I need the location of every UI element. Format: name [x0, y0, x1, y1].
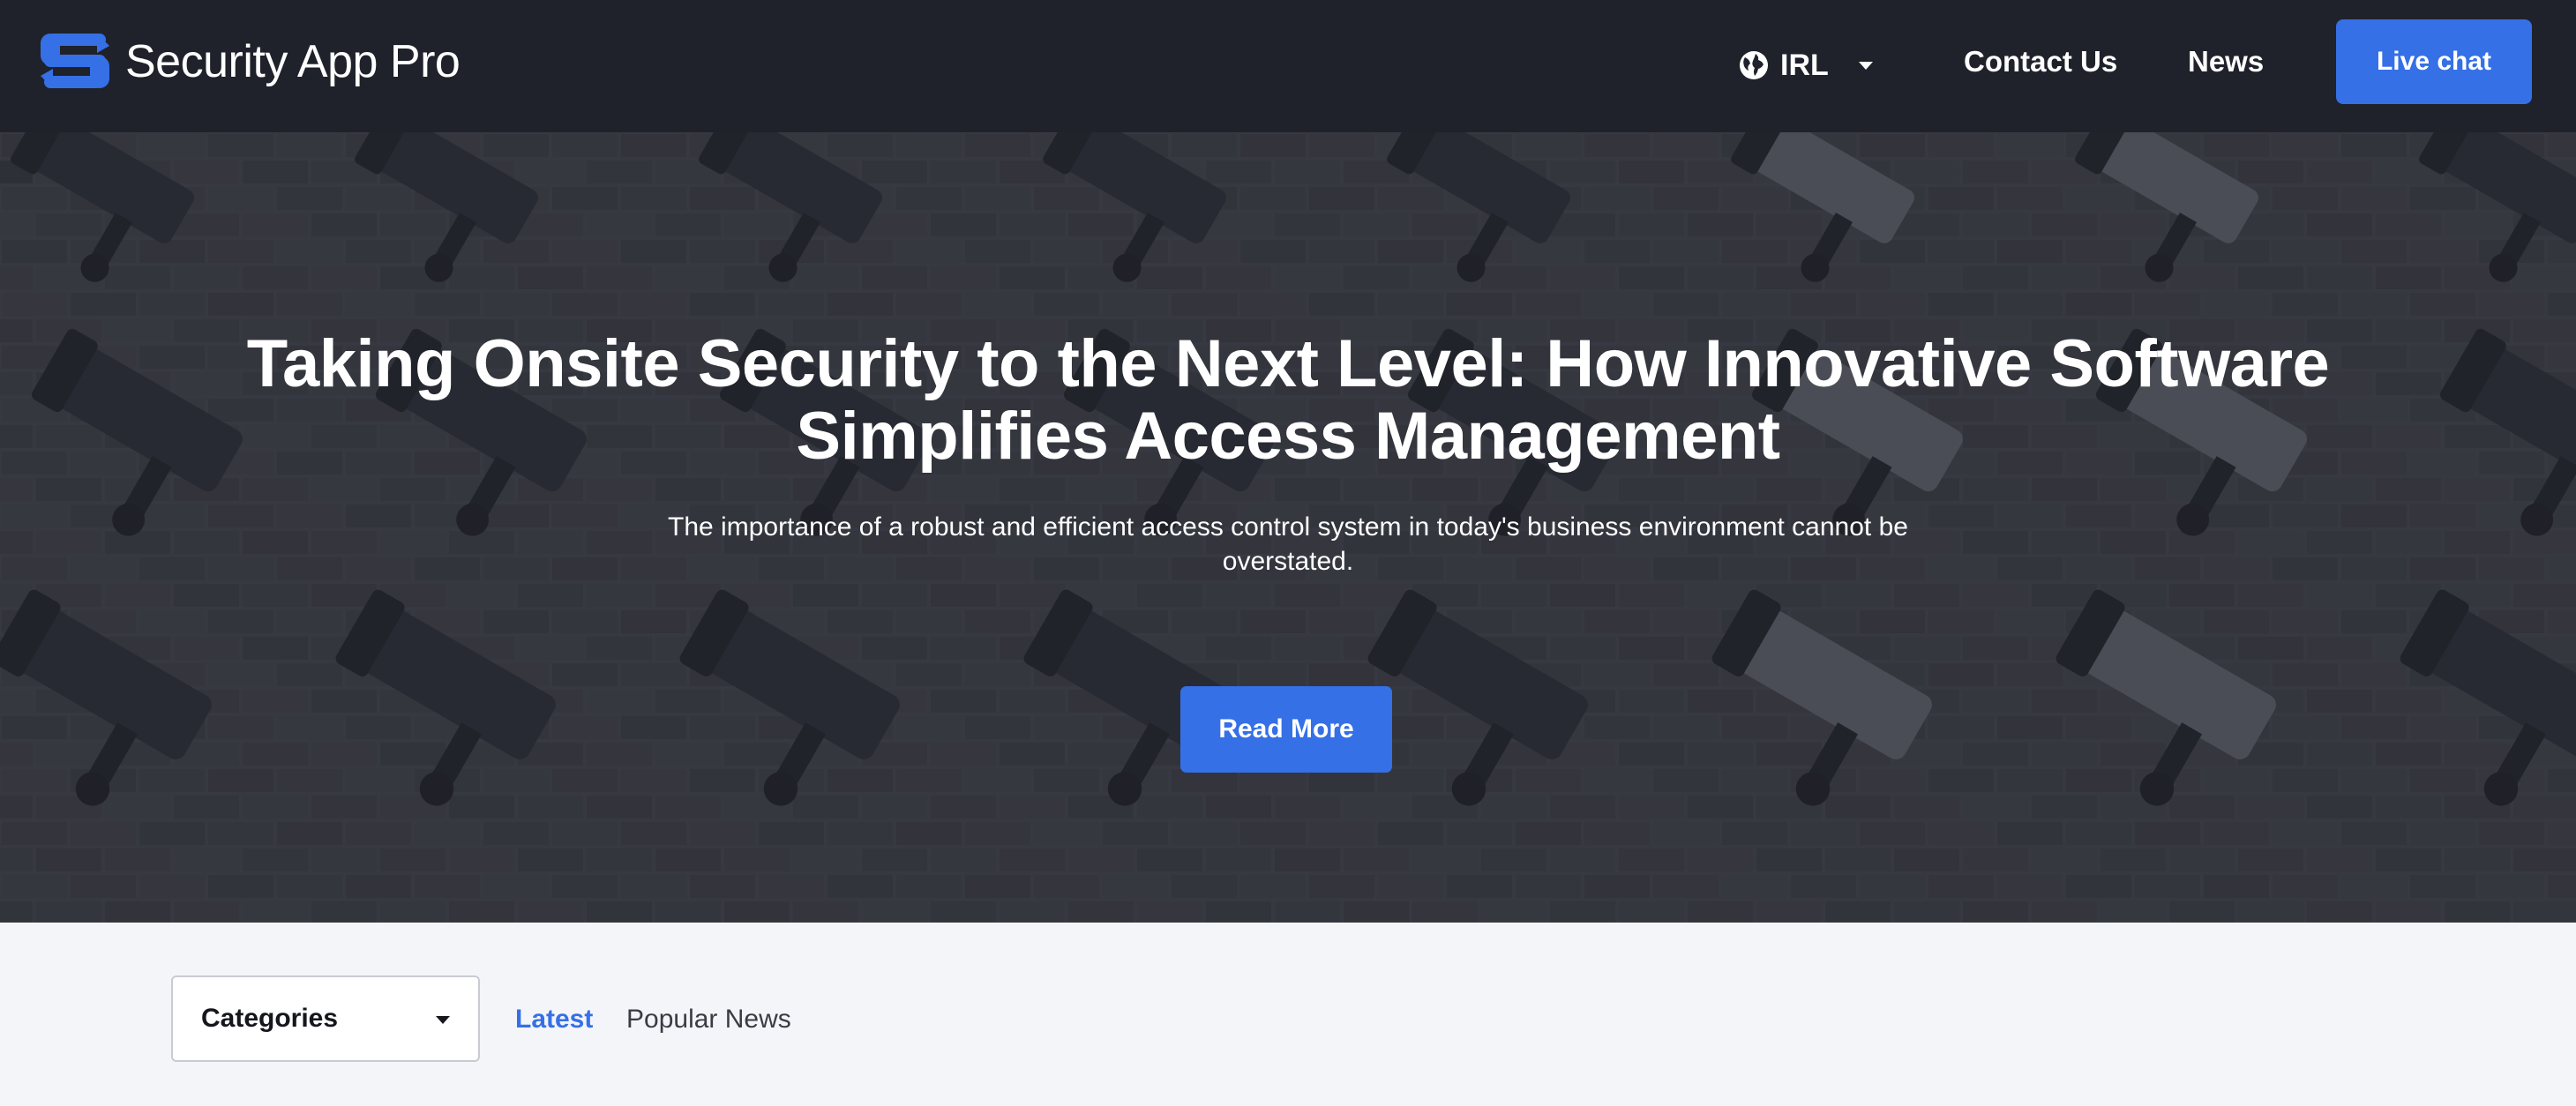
categories-label: Categories [201, 1004, 339, 1033]
top-navbar: Security App Pro IRL Contact Us News Liv… [0, 0, 2576, 132]
read-more-button[interactable]: Read More [1180, 686, 1392, 773]
hero-subtitle: The importance of a robust and efficient… [668, 512, 1908, 576]
nav-link-news[interactable]: News [2188, 41, 2264, 83]
region-selector[interactable]: IRL [1738, 42, 1873, 88]
logo-icon[interactable] [41, 34, 109, 88]
live-chat-button[interactable]: Live chat [2336, 19, 2532, 104]
nav-link-contact-us[interactable]: Contact Us [1964, 41, 2117, 83]
hero-banner: Taking Onsite Security to the Next Level… [0, 132, 2576, 923]
chevron-down-icon [1858, 61, 1873, 70]
region-label: IRL [1780, 48, 1829, 82]
chevron-down-icon [436, 1016, 450, 1024]
tab-latest[interactable]: Latest [515, 1002, 593, 1037]
hero-title: Taking Onsite Security to the Next Level… [246, 326, 2330, 474]
globe-icon [1740, 51, 1768, 79]
tab-popular-news[interactable]: Popular News [626, 1002, 791, 1037]
brand-name[interactable]: Security App Pro [125, 32, 461, 92]
categories-dropdown[interactable]: Categories [171, 975, 480, 1062]
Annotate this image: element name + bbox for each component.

# # # #

> _WORK TO BE COMPLETED_:
Extract every line from the records above that contains the word "hero".

> _EXERCISE RESULT_:
hero-subtitle: The importance of a robust and efficient… [668, 512, 1908, 576]
hero-banner: Taking Onsite Security to the Next Level… [0, 132, 2576, 923]
hero-title: Taking Onsite Security to the Next Level… [246, 326, 2330, 474]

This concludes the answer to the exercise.